■ Data for this task
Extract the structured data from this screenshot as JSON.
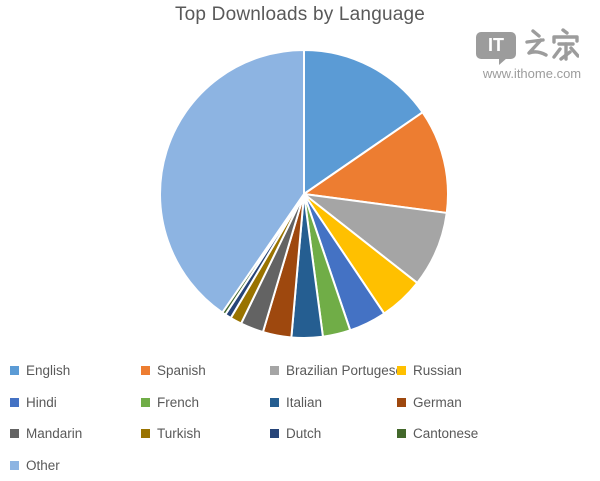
{
  "chart_data": {
    "type": "pie",
    "title": "Top Downloads by Language",
    "categories": [
      "English",
      "Spanish",
      "Brazilian Portugese",
      "Russian",
      "Hindi",
      "French",
      "Italian",
      "German",
      "Mandarin",
      "Turkish",
      "Dutch",
      "Cantonese",
      "Other"
    ],
    "values": [
      15.4,
      11.7,
      8.5,
      5.0,
      4.2,
      3.1,
      3.5,
      3.2,
      2.6,
      1.3,
      0.7,
      0.4,
      40.4
    ],
    "values_note": "percent of pie, estimated from slice arc angles; no numeric labels shown in image",
    "colors": [
      "#5B9BD5",
      "#ED7D31",
      "#A5A5A5",
      "#FFC000",
      "#4472C4",
      "#70AD47",
      "#255E91",
      "#9E480E",
      "#636363",
      "#997300",
      "#264478",
      "#43682B",
      "#8DB4E2"
    ],
    "start_angle_deg": 0,
    "direction": "clockwise",
    "slice_border_color": "#FFFFFF",
    "legend_position": "bottom",
    "legend_columns": 4
  },
  "watermark": {
    "logo_text": "IT",
    "logo_cjk": "之家",
    "url": "www.ithome.com",
    "color": "#9C9C9C"
  }
}
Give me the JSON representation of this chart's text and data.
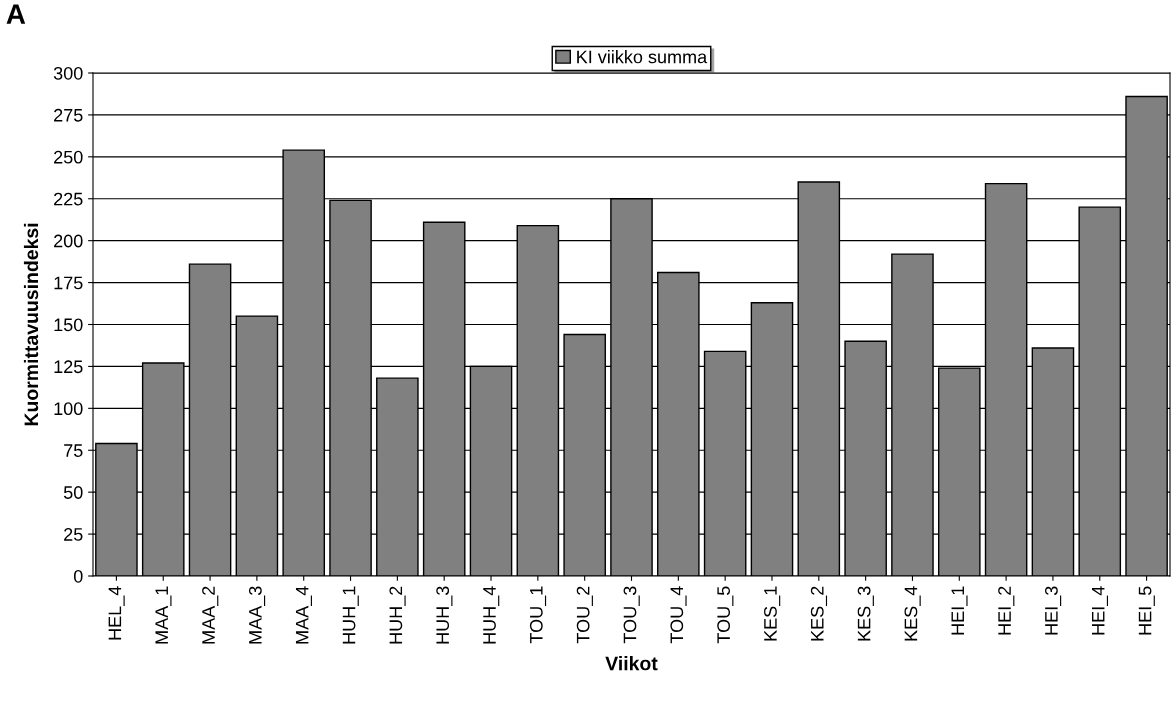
{
  "chart_data": {
    "type": "bar",
    "title": "A",
    "xlabel": "Viikot",
    "ylabel": "Kuormittavuusindeksi",
    "categories": [
      "HEL_4",
      "MAA_1",
      "MAA_2",
      "MAA_3",
      "MAA_4",
      "HUH_1",
      "HUH_2",
      "HUH_3",
      "HUH_4",
      "TOU_1",
      "TOU_2",
      "TOU_3",
      "TOU_4",
      "TOU_5",
      "KES_1",
      "KES_2",
      "KES_3",
      "KES_4",
      "HEI_1",
      "HEI_2",
      "HEI_3",
      "HEI_4",
      "HEI_5"
    ],
    "series": [
      {
        "name": "KI viikko summa",
        "color": "#808080",
        "values": [
          79,
          127,
          186,
          155,
          254,
          224,
          118,
          211,
          125,
          209,
          144,
          225,
          181,
          134,
          163,
          235,
          140,
          192,
          124,
          234,
          136,
          220,
          286
        ]
      }
    ],
    "ylim": [
      0,
      300
    ],
    "yticks": [
      0,
      25,
      50,
      75,
      100,
      125,
      150,
      175,
      200,
      225,
      250,
      275,
      300
    ],
    "grid": "y",
    "legend": "top"
  }
}
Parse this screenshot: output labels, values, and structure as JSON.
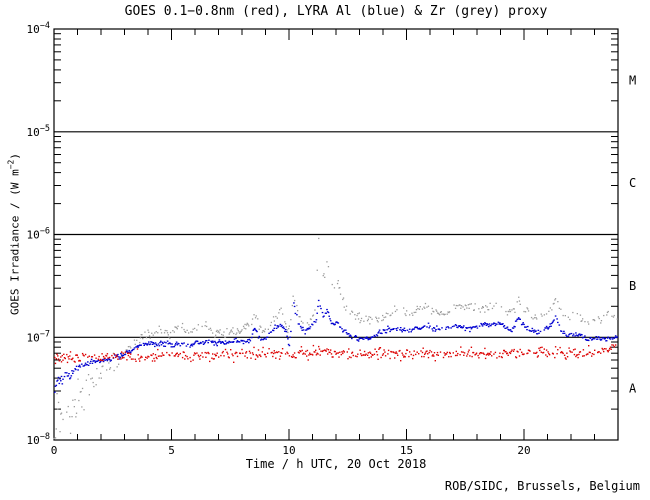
{
  "credit": "ROB/SIDC, Brussels, Belgium",
  "chart_data": {
    "type": "scatter",
    "title": "GOES 0.1−0.8nm (red), LYRA Al (blue) & Zr (grey) proxy",
    "xlabel": "Time / h UTC, 20 Oct 2018",
    "ylabel_parts": {
      "prefix": "GOES Irradiance / (W m",
      "sup": "−2",
      "suffix": ")"
    },
    "x_range_hours": [
      0,
      24
    ],
    "x_major_ticks": [
      0,
      5,
      10,
      15,
      20
    ],
    "x_minor_step_hours": 1,
    "y_scale": "log10",
    "y_range_exp": [
      -8,
      -4
    ],
    "y_tick_exponents": [
      -4,
      -5,
      -6,
      -7,
      -8
    ],
    "y_decade_lines_exp": [
      -5,
      -6,
      -7
    ],
    "grid": "horizontal-decade-lines",
    "flare_classes": [
      {
        "label": "M",
        "exp_mid": -4.5
      },
      {
        "label": "C",
        "exp_mid": -5.5
      },
      {
        "label": "B",
        "exp_mid": -6.5
      },
      {
        "label": "A",
        "exp_mid": -7.5
      }
    ],
    "series": [
      {
        "name": "LYRA Zr proxy",
        "color": "#9a9a9a",
        "scatter_dex": 0.022,
        "scatter_early": {
          "until_h": 3,
          "extra": 0.13
        },
        "gap": 0.45,
        "dot": [
          1.3,
          1.3
        ],
        "points_h_log10": [
          [
            0,
            -8.0
          ],
          [
            0.3,
            -7.85
          ],
          [
            0.7,
            -7.72
          ],
          [
            1.2,
            -7.55
          ],
          [
            1.7,
            -7.42
          ],
          [
            2.2,
            -7.32
          ],
          [
            2.7,
            -7.22
          ],
          [
            3.2,
            -7.1
          ],
          [
            3.7,
            -7.0
          ],
          [
            4.2,
            -6.96
          ],
          [
            4.6,
            -6.93
          ],
          [
            5.0,
            -6.97
          ],
          [
            5.3,
            -6.89
          ],
          [
            5.7,
            -6.97
          ],
          [
            6.1,
            -6.9
          ],
          [
            6.4,
            -6.88
          ],
          [
            6.8,
            -6.97
          ],
          [
            7.3,
            -6.96
          ],
          [
            7.8,
            -6.94
          ],
          [
            8.2,
            -6.89
          ],
          [
            8.55,
            -6.78
          ],
          [
            8.8,
            -6.92
          ],
          [
            9.1,
            -6.93
          ],
          [
            9.45,
            -6.8
          ],
          [
            9.7,
            -6.73
          ],
          [
            9.95,
            -6.96
          ],
          [
            10.1,
            -6.84
          ],
          [
            10.2,
            -6.56
          ],
          [
            10.4,
            -6.8
          ],
          [
            10.7,
            -6.88
          ],
          [
            10.95,
            -6.84
          ],
          [
            11.1,
            -6.74
          ],
          [
            11.2,
            -6.4
          ],
          [
            11.27,
            -5.96
          ],
          [
            11.42,
            -6.38
          ],
          [
            11.52,
            -6.42
          ],
          [
            11.62,
            -6.24
          ],
          [
            11.78,
            -6.48
          ],
          [
            11.93,
            -6.52
          ],
          [
            12.05,
            -6.44
          ],
          [
            12.2,
            -6.58
          ],
          [
            12.4,
            -6.7
          ],
          [
            12.7,
            -6.77
          ],
          [
            13.0,
            -6.8
          ],
          [
            13.3,
            -6.82
          ],
          [
            13.6,
            -6.85
          ],
          [
            13.9,
            -6.81
          ],
          [
            14.2,
            -6.77
          ],
          [
            14.5,
            -6.74
          ],
          [
            14.75,
            -6.71
          ],
          [
            15.0,
            -6.77
          ],
          [
            15.3,
            -6.74
          ],
          [
            15.6,
            -6.72
          ],
          [
            15.9,
            -6.7
          ],
          [
            16.2,
            -6.77
          ],
          [
            16.5,
            -6.77
          ],
          [
            16.8,
            -6.74
          ],
          [
            17.1,
            -6.72
          ],
          [
            17.4,
            -6.71
          ],
          [
            17.7,
            -6.69
          ],
          [
            18.0,
            -6.72
          ],
          [
            18.3,
            -6.73
          ],
          [
            18.6,
            -6.71
          ],
          [
            18.9,
            -6.67
          ],
          [
            19.2,
            -6.74
          ],
          [
            19.5,
            -6.77
          ],
          [
            19.75,
            -6.64
          ],
          [
            20.0,
            -6.72
          ],
          [
            20.3,
            -6.79
          ],
          [
            20.6,
            -6.81
          ],
          [
            20.9,
            -6.79
          ],
          [
            21.2,
            -6.73
          ],
          [
            21.35,
            -6.62
          ],
          [
            21.6,
            -6.77
          ],
          [
            21.85,
            -6.84
          ],
          [
            22.1,
            -6.75
          ],
          [
            22.35,
            -6.81
          ],
          [
            22.6,
            -6.84
          ],
          [
            22.85,
            -6.86
          ],
          [
            23.1,
            -6.83
          ],
          [
            23.4,
            -6.81
          ],
          [
            23.65,
            -6.75
          ],
          [
            23.85,
            -6.79
          ],
          [
            24,
            -6.81
          ]
        ]
      },
      {
        "name": "LYRA Al proxy",
        "color": "#0000d0",
        "scatter_dex": 0.012,
        "scatter_early": {
          "until_h": 1.5,
          "extra": 0.03
        },
        "gap": 0.18,
        "dot": [
          1.6,
          1.3
        ],
        "points_h_log10": [
          [
            0,
            -7.44
          ],
          [
            0.4,
            -7.4
          ],
          [
            0.8,
            -7.33
          ],
          [
            1.1,
            -7.28
          ],
          [
            1.5,
            -7.25
          ],
          [
            2.0,
            -7.23
          ],
          [
            2.4,
            -7.21
          ],
          [
            2.9,
            -7.18
          ],
          [
            3.3,
            -7.12
          ],
          [
            3.7,
            -7.07
          ],
          [
            4.1,
            -7.06
          ],
          [
            4.5,
            -7.07
          ],
          [
            4.8,
            -7.05
          ],
          [
            5.1,
            -7.09
          ],
          [
            5.4,
            -7.06
          ],
          [
            5.8,
            -7.08
          ],
          [
            6.2,
            -7.05
          ],
          [
            6.5,
            -7.04
          ],
          [
            6.9,
            -7.06
          ],
          [
            7.3,
            -7.05
          ],
          [
            7.7,
            -7.03
          ],
          [
            8.1,
            -7.05
          ],
          [
            8.4,
            -7.02
          ],
          [
            8.55,
            -6.9
          ],
          [
            8.75,
            -7.0
          ],
          [
            9.0,
            -7.02
          ],
          [
            9.3,
            -6.93
          ],
          [
            9.6,
            -6.88
          ],
          [
            9.85,
            -6.92
          ],
          [
            10.0,
            -7.08
          ],
          [
            10.12,
            -6.9
          ],
          [
            10.2,
            -6.66
          ],
          [
            10.4,
            -6.88
          ],
          [
            10.7,
            -6.95
          ],
          [
            10.95,
            -6.91
          ],
          [
            11.15,
            -6.84
          ],
          [
            11.27,
            -6.63
          ],
          [
            11.45,
            -6.8
          ],
          [
            11.62,
            -6.74
          ],
          [
            11.82,
            -6.87
          ],
          [
            12.05,
            -6.84
          ],
          [
            12.3,
            -6.94
          ],
          [
            12.6,
            -6.99
          ],
          [
            12.9,
            -7.01
          ],
          [
            13.2,
            -7.02
          ],
          [
            13.5,
            -7.01
          ],
          [
            13.8,
            -6.96
          ],
          [
            14.1,
            -6.93
          ],
          [
            14.4,
            -6.92
          ],
          [
            14.7,
            -6.92
          ],
          [
            15.0,
            -6.94
          ],
          [
            15.3,
            -6.92
          ],
          [
            15.6,
            -6.91
          ],
          [
            15.9,
            -6.89
          ],
          [
            16.2,
            -6.92
          ],
          [
            16.5,
            -6.92
          ],
          [
            16.8,
            -6.91
          ],
          [
            17.1,
            -6.9
          ],
          [
            17.4,
            -6.91
          ],
          [
            17.7,
            -6.92
          ],
          [
            18.0,
            -6.89
          ],
          [
            18.3,
            -6.86
          ],
          [
            18.6,
            -6.89
          ],
          [
            18.9,
            -6.85
          ],
          [
            19.2,
            -6.91
          ],
          [
            19.5,
            -6.94
          ],
          [
            19.75,
            -6.8
          ],
          [
            20.0,
            -6.89
          ],
          [
            20.3,
            -6.94
          ],
          [
            20.6,
            -6.95
          ],
          [
            20.9,
            -6.92
          ],
          [
            21.2,
            -6.87
          ],
          [
            21.35,
            -6.79
          ],
          [
            21.6,
            -6.94
          ],
          [
            21.9,
            -6.98
          ],
          [
            22.2,
            -6.97
          ],
          [
            22.5,
            -6.99
          ],
          [
            22.75,
            -7.03
          ],
          [
            23.0,
            -7.02
          ],
          [
            23.3,
            -7.01
          ],
          [
            23.6,
            -7.01
          ],
          [
            23.85,
            -7.0
          ],
          [
            24,
            -7.0
          ]
        ]
      },
      {
        "name": "GOES 0.1-0.8nm",
        "color": "#dd0000",
        "scatter_dex": 0.026,
        "gap": 0.25,
        "dot": [
          1.4,
          1.4
        ],
        "points_h_log10": [
          [
            0,
            -7.2
          ],
          [
            0.5,
            -7.21
          ],
          [
            1.0,
            -7.19
          ],
          [
            2.0,
            -7.19
          ],
          [
            3.0,
            -7.18
          ],
          [
            4.0,
            -7.18
          ],
          [
            5.0,
            -7.18
          ],
          [
            6.0,
            -7.18
          ],
          [
            7.0,
            -7.17
          ],
          [
            8.0,
            -7.17
          ],
          [
            9.0,
            -7.17
          ],
          [
            9.9,
            -7.16
          ],
          [
            10.5,
            -7.16
          ],
          [
            11.0,
            -7.16
          ],
          [
            11.4,
            -7.12
          ],
          [
            12.0,
            -7.15
          ],
          [
            13.0,
            -7.17
          ],
          [
            14.0,
            -7.15
          ],
          [
            15.0,
            -7.16
          ],
          [
            16.0,
            -7.16
          ],
          [
            17.0,
            -7.17
          ],
          [
            18.0,
            -7.16
          ],
          [
            19.0,
            -7.17
          ],
          [
            20.0,
            -7.16
          ],
          [
            20.8,
            -7.13
          ],
          [
            21.5,
            -7.15
          ],
          [
            22.5,
            -7.16
          ],
          [
            23.2,
            -7.14
          ],
          [
            23.7,
            -7.11
          ],
          [
            24,
            -7.1
          ]
        ]
      }
    ]
  }
}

■ What you need to do
Look over the records above and copy each line that includes the string "screenshot".

■ Solution to the problem
Extract the structured data from this screenshot as JSON.
Parse this screenshot: output labels, values, and structure as JSON.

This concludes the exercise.